**Stored data**
__________________________________________________

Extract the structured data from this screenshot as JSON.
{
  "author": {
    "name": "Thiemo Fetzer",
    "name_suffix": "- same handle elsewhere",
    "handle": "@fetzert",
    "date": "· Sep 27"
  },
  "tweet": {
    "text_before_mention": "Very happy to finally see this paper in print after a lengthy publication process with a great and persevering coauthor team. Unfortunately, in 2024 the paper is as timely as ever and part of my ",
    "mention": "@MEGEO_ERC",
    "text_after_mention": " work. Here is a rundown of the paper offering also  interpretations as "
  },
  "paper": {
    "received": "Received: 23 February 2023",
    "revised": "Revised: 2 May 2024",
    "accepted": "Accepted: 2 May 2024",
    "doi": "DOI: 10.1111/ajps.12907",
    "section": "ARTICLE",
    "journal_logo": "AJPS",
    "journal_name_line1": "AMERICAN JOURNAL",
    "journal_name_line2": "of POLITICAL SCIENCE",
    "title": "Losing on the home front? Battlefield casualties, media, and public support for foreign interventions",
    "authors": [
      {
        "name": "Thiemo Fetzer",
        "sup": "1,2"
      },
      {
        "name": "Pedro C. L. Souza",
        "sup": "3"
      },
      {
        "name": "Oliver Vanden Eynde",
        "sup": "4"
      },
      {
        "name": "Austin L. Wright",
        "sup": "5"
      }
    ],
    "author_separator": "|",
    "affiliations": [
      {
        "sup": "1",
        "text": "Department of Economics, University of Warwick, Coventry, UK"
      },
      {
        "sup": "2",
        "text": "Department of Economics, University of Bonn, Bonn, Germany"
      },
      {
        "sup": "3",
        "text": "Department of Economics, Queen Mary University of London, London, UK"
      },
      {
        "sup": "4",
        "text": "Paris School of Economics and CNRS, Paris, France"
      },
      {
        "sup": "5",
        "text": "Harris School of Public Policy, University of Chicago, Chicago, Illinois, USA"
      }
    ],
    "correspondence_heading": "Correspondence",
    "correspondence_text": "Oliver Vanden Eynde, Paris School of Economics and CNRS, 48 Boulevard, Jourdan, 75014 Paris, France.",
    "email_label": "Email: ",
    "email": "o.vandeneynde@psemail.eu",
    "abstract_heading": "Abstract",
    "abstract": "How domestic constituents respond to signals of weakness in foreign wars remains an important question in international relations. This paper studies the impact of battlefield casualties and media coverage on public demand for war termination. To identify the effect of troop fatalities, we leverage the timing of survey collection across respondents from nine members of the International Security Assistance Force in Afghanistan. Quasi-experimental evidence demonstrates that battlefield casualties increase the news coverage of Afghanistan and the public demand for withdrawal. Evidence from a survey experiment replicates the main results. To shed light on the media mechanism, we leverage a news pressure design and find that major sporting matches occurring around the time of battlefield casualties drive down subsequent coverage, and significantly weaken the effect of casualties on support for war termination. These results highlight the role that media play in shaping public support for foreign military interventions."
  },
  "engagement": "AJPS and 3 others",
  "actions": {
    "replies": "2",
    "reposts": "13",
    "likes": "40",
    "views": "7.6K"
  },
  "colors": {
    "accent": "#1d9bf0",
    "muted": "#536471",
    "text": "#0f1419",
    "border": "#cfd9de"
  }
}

__________________________________________________

**CHALLENGE**
Find all lines holding the string "Department" and copy them.

**RESULT OF THIS TASK**
        "text": "Department of Economics, University of Warwick, Coventry, UK"
        "text": "Department of Economics, University of Bonn, Bonn, Germany"
        "text": "Department of Economics, Queen Mary University of London, London, UK"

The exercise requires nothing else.